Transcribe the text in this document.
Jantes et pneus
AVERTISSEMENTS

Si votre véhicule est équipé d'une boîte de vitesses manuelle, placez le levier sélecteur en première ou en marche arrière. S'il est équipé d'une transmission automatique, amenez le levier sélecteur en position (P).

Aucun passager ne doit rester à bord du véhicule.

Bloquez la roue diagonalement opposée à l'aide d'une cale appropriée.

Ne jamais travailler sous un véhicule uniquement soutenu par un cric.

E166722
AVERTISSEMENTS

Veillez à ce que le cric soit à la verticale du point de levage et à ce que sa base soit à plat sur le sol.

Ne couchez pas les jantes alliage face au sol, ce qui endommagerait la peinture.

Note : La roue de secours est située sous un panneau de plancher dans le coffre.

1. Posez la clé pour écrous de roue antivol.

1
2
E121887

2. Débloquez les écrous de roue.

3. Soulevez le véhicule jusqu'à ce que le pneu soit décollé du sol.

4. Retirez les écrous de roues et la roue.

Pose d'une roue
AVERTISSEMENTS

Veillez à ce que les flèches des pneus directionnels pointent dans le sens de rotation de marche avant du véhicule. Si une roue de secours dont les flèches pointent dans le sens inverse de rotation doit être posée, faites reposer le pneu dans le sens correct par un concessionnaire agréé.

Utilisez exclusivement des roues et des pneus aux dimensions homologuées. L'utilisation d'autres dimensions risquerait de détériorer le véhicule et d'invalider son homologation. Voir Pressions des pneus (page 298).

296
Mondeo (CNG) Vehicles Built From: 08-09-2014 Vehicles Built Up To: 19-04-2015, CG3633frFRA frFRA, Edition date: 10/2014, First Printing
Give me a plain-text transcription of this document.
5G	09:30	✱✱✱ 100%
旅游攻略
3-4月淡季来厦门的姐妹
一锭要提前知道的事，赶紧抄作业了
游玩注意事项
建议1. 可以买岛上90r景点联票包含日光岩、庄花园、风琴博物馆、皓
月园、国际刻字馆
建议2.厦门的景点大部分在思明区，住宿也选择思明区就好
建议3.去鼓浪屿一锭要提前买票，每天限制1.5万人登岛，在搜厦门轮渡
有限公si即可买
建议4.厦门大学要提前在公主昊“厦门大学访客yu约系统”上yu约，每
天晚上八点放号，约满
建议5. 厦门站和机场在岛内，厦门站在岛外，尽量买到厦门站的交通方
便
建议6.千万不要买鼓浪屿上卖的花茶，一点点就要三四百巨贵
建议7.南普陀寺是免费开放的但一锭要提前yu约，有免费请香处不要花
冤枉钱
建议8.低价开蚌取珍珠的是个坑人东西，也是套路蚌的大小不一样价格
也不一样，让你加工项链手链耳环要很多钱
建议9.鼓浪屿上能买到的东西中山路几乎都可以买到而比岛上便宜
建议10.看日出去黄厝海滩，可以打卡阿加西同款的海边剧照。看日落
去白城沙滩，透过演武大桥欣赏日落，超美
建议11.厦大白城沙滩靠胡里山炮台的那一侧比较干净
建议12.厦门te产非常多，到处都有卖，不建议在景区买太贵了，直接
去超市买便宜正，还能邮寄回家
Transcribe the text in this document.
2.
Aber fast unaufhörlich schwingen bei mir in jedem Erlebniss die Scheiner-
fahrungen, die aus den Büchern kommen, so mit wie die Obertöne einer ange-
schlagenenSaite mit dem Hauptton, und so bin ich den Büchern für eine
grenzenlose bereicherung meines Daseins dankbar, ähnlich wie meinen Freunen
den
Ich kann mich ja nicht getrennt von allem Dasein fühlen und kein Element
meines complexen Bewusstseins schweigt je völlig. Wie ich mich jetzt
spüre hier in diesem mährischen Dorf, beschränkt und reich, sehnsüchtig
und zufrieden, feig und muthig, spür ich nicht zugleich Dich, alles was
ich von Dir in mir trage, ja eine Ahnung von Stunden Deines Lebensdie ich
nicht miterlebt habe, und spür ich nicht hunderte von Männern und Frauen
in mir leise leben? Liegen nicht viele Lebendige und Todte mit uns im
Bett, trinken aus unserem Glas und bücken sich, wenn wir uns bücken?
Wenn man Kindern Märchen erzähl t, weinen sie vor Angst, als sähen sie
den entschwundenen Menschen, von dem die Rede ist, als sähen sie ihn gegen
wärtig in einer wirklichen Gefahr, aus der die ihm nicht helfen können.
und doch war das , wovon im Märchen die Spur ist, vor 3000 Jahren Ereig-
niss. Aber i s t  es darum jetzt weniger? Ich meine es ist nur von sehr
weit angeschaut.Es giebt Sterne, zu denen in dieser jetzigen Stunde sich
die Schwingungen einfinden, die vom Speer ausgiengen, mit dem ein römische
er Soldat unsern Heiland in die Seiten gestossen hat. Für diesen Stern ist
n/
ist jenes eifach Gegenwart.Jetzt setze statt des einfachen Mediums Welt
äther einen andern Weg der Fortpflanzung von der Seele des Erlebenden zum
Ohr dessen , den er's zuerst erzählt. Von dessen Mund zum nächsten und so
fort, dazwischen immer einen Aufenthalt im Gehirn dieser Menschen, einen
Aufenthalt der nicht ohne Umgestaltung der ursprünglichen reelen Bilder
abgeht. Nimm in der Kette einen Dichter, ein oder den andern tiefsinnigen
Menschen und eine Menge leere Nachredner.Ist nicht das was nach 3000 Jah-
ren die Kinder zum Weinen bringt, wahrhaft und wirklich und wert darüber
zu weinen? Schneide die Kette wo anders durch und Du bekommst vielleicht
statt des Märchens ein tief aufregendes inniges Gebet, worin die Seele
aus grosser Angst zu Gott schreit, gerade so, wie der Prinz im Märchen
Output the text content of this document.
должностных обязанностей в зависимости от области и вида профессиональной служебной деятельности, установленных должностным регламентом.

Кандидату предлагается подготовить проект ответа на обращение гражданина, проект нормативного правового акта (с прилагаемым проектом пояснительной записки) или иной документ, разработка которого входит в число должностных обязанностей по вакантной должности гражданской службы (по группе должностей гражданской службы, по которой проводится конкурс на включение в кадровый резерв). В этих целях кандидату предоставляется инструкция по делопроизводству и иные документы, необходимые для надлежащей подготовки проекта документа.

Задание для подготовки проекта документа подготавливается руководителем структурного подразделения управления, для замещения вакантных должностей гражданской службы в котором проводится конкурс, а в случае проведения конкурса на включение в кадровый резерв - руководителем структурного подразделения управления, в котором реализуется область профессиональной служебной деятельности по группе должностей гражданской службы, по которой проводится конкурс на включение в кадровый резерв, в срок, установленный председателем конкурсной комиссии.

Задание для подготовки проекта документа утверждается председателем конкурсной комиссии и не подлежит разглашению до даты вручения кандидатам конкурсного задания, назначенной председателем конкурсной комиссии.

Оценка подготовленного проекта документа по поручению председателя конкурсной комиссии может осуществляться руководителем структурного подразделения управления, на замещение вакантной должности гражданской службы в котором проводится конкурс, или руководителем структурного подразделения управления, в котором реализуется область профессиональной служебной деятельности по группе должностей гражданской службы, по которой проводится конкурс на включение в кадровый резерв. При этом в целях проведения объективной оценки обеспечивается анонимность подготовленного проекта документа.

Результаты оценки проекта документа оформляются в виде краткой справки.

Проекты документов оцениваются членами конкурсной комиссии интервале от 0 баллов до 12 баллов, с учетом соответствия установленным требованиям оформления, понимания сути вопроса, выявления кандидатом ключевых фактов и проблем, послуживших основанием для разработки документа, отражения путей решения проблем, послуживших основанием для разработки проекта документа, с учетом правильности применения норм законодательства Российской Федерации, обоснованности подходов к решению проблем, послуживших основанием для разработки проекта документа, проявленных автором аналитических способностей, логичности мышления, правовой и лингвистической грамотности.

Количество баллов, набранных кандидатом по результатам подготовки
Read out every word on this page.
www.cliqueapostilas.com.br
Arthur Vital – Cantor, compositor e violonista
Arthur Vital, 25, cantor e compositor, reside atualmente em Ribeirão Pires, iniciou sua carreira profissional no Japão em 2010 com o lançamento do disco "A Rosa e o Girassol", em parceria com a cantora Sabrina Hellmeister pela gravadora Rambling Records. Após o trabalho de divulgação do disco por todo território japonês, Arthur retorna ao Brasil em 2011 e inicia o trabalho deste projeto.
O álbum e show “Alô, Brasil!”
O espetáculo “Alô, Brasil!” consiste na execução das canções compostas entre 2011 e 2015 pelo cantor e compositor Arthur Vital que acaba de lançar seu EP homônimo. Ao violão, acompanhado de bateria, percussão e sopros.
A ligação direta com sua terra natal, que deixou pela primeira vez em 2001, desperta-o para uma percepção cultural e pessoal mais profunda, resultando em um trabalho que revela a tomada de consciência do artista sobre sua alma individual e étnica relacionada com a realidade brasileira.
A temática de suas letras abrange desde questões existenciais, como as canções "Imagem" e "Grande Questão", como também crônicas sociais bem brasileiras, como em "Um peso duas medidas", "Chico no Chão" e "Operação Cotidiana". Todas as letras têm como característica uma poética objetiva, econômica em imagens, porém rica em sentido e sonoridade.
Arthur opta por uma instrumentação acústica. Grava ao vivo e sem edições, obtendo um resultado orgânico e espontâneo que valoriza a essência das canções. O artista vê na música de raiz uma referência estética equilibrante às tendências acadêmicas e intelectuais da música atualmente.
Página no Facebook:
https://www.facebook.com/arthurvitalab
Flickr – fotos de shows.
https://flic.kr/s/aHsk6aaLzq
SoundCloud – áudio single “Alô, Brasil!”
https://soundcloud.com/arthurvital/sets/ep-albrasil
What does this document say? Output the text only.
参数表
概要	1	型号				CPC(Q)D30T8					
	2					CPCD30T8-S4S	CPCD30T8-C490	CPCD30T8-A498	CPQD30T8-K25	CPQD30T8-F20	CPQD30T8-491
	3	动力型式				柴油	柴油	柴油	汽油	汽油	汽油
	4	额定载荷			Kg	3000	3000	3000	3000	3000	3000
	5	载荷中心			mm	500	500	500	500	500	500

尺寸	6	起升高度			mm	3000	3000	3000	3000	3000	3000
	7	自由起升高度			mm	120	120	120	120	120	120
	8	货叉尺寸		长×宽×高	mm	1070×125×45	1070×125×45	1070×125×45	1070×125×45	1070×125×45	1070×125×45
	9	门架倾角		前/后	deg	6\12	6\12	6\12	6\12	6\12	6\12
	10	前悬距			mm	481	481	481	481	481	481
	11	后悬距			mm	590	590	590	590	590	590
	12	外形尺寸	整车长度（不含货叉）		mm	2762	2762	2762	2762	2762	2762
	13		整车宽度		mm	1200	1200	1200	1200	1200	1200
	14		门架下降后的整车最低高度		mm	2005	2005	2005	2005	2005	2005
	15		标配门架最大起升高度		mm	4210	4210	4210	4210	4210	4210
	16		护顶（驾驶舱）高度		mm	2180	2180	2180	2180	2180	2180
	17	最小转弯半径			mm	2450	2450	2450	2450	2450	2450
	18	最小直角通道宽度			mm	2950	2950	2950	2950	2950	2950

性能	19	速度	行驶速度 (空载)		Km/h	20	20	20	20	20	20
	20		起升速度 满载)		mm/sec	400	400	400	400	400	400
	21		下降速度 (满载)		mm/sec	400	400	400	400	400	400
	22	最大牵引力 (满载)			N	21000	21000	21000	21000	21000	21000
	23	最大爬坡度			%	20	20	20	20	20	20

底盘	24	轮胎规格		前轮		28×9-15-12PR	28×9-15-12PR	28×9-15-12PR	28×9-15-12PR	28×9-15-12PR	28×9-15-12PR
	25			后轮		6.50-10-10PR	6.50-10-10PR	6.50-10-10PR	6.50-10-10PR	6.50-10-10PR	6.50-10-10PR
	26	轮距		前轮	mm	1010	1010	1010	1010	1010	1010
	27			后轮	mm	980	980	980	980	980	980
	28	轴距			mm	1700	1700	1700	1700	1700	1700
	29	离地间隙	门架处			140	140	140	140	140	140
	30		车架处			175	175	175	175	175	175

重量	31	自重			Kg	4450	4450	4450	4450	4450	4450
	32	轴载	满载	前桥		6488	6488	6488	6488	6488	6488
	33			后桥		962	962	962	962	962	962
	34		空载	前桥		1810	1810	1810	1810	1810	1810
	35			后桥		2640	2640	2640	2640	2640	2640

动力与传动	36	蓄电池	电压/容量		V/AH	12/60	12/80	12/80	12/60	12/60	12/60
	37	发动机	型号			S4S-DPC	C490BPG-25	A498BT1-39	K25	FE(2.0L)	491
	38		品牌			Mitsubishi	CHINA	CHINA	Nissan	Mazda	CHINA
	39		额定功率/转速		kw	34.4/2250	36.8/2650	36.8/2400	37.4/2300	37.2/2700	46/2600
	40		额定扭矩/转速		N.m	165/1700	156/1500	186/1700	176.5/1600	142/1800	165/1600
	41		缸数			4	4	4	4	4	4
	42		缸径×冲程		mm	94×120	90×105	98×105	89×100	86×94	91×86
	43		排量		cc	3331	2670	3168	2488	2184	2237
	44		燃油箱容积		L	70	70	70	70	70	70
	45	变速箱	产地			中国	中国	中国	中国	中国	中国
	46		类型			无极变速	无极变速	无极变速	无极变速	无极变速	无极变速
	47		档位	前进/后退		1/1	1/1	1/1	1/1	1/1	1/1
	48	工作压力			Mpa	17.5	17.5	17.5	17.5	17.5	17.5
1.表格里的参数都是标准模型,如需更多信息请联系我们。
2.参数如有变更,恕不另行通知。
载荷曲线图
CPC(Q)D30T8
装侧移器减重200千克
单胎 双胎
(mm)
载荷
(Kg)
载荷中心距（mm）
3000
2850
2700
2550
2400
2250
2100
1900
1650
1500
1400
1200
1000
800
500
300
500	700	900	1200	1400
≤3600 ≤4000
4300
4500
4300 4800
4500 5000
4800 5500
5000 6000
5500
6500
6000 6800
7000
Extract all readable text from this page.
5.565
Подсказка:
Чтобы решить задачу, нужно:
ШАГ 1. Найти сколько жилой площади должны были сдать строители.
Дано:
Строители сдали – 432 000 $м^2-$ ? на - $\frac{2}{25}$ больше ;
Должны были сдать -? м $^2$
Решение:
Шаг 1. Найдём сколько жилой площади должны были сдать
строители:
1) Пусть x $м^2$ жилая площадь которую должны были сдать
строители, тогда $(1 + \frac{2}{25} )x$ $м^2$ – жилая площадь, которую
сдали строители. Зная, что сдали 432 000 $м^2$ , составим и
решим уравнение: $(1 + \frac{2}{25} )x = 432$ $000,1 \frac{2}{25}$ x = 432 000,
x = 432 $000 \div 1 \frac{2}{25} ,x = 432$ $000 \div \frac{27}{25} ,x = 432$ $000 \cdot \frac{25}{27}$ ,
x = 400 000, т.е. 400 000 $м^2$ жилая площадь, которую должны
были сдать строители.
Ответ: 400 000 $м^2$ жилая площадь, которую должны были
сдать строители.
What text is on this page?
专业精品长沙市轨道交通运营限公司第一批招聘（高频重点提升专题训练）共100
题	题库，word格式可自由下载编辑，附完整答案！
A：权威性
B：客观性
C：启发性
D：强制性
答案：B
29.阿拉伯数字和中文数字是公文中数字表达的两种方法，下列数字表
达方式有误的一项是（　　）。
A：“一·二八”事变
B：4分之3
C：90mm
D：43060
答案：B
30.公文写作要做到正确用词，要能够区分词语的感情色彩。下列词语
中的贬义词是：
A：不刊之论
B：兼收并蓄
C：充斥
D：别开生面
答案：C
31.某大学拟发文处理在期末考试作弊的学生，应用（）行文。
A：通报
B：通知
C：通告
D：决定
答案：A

————

## SHORT EXERCISE
Report only the number of lines in the records that include the word "Seele".

## TASK ANSWER
2